_Written problem:_ Pick out every line in the records below that contains the string "speck", and copy each of those lines in full.

+++ Records for this task

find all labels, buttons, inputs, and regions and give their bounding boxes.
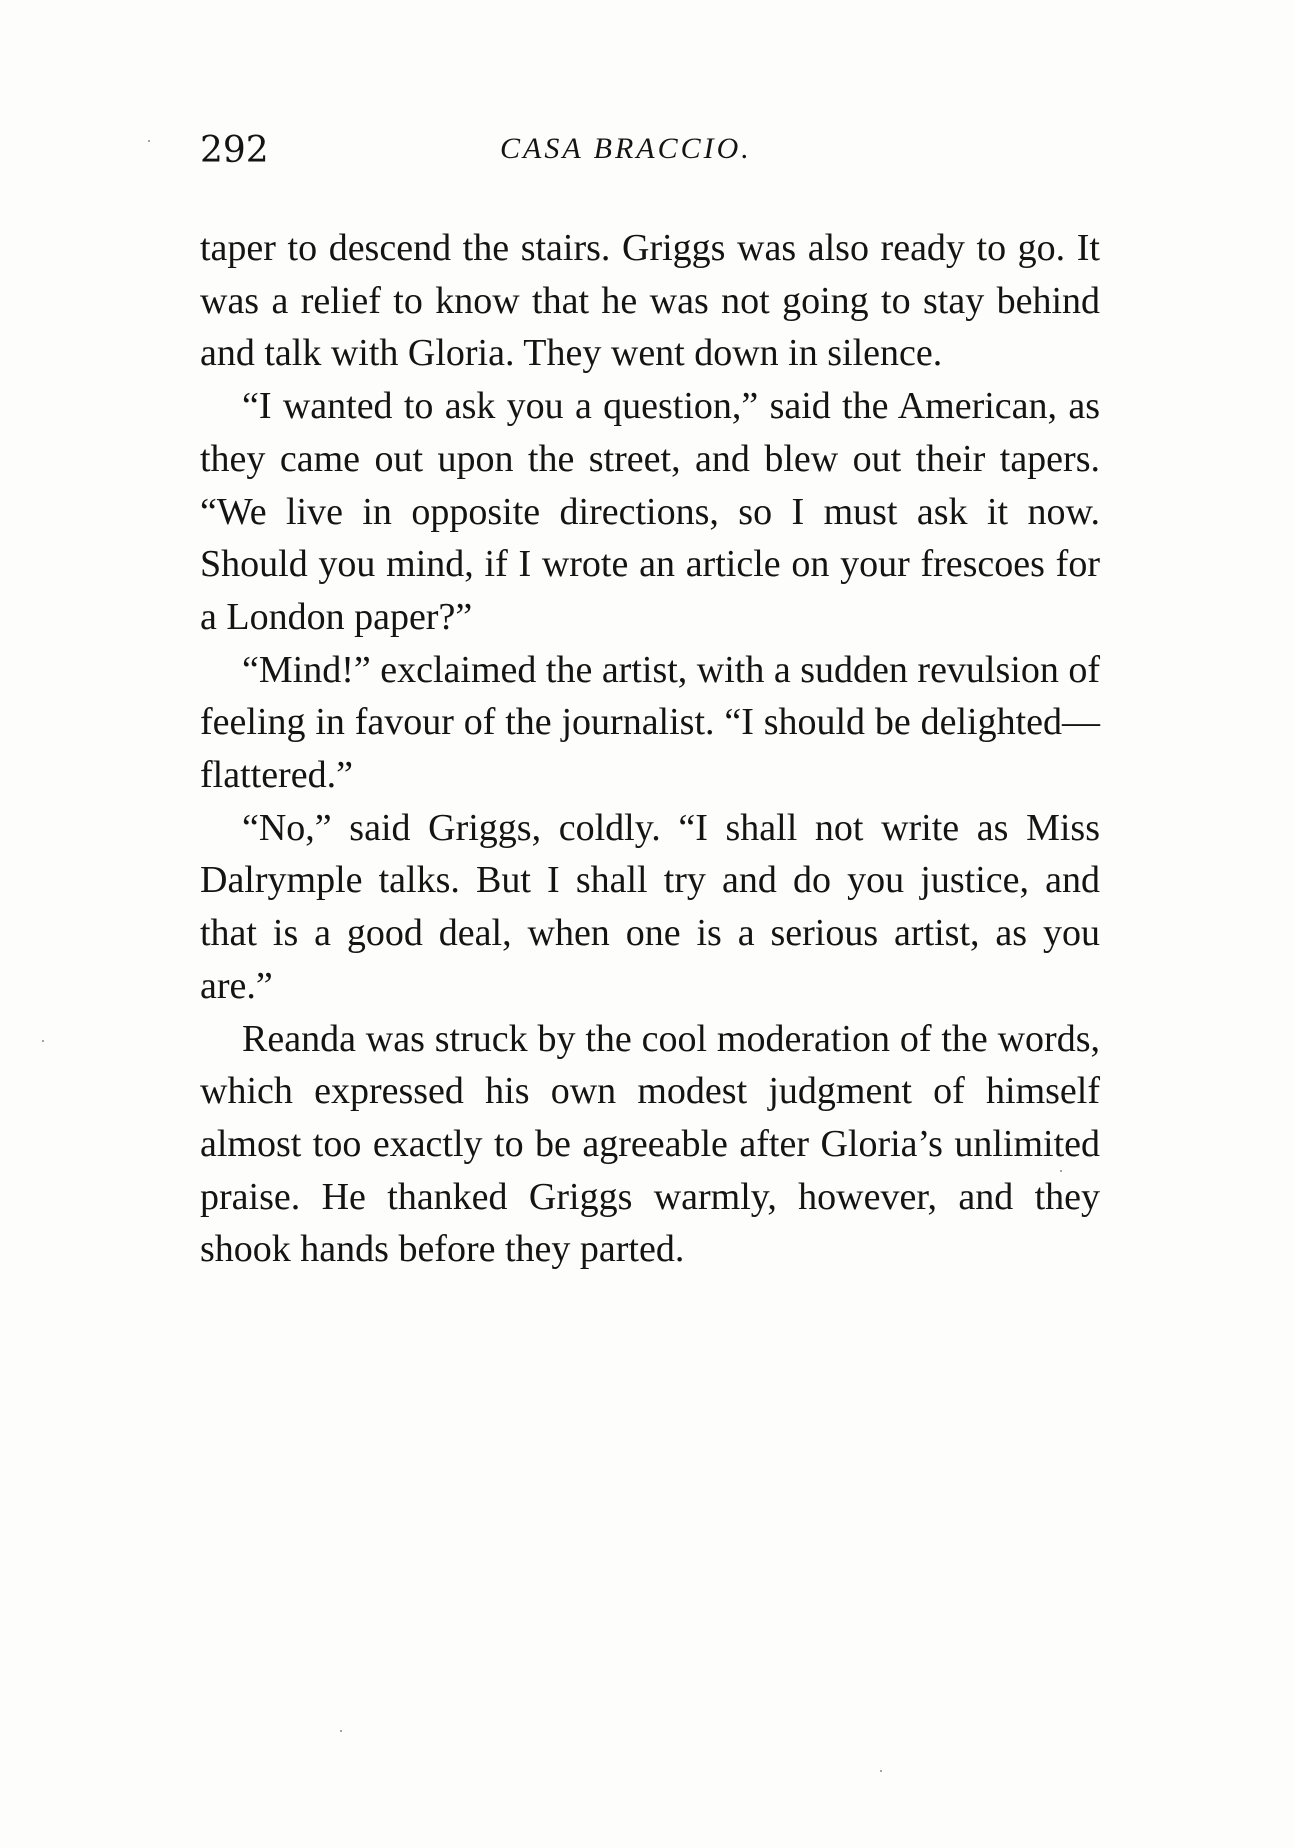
paragraph: “No,” said Griggs, coldly. “I shall not write as Miss Dalrymple talks. But I shall try and do you justice, and that is a good deal, when one is a serious artist, as you are.” bbox=[200, 806, 1100, 1007]
body-text bbox=[200, 222, 1100, 1276]
book-title: CASA BRACCIO. bbox=[500, 132, 752, 165]
paper-speck bbox=[42, 1040, 44, 1042]
paragraph: “I wanted to ask you a question,” said the American, as they came out upon the street, and blew out their tapers. “We live in opposite directions, so I must ask it now. Should you mind, if I wrote an article on your frescoes for a London paper?” bbox=[200, 385, 1100, 638]
paragraph: Reanda was struck by the cool moderation of the words, which expressed his own modest judgment of himself almost too exactly to be agreeable after Gloria’s unlimited praise. He thanked Griggs warmly, however, and they shook hands before they parted. bbox=[200, 1017, 1100, 1271]
paper-speck bbox=[148, 140, 150, 142]
paragraph: “Mind!” exclaimed the artist, with a sudden revulsion of feeling in favour of the journalist. “I should be delighted—flattered.” bbox=[200, 648, 1100, 797]
paper-speck bbox=[880, 1770, 882, 1772]
paragraph: taper to descend the stairs. Griggs was also ready to go. It was a relief to know that he was not going to stay behind and talk with Gloria. They went down in silence. bbox=[200, 227, 1100, 375]
paper-speck bbox=[340, 1730, 342, 1732]
running-head bbox=[200, 130, 1100, 180]
page-number: 292 bbox=[200, 130, 269, 171]
paper-speck bbox=[1060, 1170, 1062, 1172]
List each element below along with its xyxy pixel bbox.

++++++

_Written answer:_
paper-speck bbox=[42, 1040, 44, 1042]
paper-speck bbox=[148, 140, 150, 142]
paper-speck bbox=[880, 1770, 882, 1772]
paper-speck bbox=[340, 1730, 342, 1732]
paper-speck bbox=[1060, 1170, 1062, 1172]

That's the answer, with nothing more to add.